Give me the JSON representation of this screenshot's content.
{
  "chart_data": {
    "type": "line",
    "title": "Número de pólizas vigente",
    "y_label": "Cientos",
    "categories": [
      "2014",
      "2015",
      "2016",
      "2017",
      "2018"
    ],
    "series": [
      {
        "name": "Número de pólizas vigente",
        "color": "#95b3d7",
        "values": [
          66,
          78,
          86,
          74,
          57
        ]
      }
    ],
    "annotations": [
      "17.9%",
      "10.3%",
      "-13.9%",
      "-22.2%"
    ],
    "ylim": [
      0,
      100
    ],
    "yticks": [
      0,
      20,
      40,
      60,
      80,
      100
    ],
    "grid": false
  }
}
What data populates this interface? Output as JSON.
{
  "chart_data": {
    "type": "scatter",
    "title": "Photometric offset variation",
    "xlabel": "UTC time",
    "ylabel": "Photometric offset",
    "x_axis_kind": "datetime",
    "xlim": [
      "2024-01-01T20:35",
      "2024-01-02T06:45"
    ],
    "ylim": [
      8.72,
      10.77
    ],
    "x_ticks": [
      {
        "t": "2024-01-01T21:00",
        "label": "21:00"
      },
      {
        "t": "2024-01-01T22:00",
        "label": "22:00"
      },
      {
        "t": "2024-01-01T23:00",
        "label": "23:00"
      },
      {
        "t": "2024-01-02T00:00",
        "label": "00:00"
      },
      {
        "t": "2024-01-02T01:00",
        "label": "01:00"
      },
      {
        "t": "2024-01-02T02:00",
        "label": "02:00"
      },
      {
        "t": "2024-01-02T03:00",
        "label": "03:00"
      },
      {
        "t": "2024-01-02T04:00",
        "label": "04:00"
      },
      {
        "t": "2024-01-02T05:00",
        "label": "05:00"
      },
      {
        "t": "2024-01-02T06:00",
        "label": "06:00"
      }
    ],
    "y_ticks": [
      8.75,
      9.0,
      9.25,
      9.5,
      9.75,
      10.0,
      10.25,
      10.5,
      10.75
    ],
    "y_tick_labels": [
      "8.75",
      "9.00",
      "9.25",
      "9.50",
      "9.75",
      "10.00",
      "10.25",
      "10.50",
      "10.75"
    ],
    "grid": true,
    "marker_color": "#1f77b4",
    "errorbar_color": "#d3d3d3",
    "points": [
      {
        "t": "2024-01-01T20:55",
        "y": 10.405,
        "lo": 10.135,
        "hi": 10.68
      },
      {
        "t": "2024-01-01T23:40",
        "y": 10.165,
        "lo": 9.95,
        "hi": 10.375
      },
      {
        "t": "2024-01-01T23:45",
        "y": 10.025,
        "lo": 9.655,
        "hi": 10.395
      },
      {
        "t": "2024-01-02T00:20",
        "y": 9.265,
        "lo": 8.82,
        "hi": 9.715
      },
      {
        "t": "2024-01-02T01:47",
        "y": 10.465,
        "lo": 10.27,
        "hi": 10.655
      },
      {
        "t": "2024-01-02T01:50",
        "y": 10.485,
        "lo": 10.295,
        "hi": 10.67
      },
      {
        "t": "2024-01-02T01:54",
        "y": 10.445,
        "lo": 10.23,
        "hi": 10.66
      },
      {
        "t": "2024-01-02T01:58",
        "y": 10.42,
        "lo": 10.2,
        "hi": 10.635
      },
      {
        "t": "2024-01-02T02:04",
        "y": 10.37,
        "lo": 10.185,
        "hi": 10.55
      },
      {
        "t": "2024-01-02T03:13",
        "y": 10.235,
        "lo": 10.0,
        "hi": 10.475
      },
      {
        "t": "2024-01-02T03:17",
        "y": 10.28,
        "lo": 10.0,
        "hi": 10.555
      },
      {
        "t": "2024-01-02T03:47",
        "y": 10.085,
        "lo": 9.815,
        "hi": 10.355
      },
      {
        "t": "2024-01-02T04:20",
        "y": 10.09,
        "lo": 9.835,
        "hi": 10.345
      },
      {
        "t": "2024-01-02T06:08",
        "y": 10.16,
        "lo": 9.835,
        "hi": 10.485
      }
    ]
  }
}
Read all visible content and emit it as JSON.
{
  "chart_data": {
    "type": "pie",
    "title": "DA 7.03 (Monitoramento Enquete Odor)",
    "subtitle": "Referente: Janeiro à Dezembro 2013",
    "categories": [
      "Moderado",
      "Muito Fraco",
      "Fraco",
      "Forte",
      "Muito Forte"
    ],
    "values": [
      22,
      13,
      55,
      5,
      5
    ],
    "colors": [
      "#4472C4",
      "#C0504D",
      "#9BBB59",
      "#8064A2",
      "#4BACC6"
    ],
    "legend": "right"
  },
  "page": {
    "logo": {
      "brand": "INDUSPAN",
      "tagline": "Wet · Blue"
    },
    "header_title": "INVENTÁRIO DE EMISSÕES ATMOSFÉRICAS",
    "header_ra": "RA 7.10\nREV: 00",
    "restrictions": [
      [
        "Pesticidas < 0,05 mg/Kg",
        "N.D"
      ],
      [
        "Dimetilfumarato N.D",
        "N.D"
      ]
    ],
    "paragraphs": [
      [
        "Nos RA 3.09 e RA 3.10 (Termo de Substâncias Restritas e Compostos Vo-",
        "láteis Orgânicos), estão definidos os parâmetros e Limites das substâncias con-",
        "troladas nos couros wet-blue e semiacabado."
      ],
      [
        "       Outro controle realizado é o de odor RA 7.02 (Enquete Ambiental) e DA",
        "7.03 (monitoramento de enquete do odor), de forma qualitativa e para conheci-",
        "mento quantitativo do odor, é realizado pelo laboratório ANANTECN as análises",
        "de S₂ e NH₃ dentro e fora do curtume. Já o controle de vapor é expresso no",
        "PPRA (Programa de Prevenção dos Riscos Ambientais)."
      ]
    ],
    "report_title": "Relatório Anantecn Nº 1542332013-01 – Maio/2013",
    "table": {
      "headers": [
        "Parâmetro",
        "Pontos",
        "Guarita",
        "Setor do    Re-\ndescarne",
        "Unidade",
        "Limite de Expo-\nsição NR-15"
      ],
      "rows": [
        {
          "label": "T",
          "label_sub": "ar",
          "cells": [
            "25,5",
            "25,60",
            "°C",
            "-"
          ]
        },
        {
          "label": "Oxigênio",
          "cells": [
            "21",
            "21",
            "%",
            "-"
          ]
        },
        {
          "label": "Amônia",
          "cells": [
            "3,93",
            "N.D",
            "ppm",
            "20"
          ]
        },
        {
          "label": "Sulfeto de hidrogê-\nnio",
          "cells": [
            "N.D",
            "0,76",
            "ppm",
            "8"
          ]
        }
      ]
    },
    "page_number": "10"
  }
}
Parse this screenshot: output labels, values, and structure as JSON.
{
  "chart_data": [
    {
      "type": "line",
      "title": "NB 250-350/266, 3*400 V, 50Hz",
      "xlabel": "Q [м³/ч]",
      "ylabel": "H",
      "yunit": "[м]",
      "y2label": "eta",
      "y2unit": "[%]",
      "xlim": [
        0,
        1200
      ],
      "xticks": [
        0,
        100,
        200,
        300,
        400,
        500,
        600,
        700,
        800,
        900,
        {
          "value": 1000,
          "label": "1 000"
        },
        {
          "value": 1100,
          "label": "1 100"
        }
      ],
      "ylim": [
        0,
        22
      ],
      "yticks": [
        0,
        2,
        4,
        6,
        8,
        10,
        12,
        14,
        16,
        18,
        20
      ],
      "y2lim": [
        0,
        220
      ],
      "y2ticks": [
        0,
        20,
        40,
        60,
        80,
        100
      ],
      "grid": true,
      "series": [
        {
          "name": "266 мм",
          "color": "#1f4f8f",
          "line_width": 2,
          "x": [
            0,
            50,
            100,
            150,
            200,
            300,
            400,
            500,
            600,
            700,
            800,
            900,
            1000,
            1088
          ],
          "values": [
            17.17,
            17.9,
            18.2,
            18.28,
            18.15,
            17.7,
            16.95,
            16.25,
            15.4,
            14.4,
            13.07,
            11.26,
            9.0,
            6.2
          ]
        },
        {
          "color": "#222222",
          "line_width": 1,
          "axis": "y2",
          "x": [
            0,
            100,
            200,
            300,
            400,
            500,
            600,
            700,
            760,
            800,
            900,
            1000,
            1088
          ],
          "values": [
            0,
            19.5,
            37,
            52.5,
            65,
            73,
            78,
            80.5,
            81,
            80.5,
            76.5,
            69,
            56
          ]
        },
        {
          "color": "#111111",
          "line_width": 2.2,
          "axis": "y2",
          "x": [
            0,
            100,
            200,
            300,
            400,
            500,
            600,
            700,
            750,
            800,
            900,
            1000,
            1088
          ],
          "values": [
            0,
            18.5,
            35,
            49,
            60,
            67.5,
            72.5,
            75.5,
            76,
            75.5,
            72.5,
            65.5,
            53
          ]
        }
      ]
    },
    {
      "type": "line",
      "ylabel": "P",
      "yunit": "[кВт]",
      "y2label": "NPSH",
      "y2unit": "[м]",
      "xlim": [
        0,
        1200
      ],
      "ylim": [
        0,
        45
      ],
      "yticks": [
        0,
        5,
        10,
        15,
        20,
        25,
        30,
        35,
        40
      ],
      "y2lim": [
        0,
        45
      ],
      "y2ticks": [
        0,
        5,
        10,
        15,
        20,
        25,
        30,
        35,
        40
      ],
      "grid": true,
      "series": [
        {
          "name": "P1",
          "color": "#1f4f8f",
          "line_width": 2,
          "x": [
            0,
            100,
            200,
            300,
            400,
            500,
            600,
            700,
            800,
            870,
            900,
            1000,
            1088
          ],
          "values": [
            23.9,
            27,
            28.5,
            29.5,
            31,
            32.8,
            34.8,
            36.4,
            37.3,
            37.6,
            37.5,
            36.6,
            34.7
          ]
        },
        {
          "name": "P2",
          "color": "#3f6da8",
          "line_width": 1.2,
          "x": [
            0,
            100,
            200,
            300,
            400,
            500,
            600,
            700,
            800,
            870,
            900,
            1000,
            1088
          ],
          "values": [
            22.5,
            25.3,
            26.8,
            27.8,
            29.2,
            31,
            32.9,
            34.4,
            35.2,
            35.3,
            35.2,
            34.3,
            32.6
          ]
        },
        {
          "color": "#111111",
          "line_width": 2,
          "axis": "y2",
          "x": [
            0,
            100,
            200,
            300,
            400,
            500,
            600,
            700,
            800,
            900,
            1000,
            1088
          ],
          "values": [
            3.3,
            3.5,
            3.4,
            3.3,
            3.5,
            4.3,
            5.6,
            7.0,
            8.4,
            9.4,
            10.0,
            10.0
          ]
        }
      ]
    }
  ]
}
+-------+
> GIVEN INSTRUCTION
From the records above, pick out and copy each line holding the word "ylabel".

> REPLY TO THE EXERCISE
    "ylabel": "Photometric offset",
      "ylabel": "H",
      "ylabel": "P",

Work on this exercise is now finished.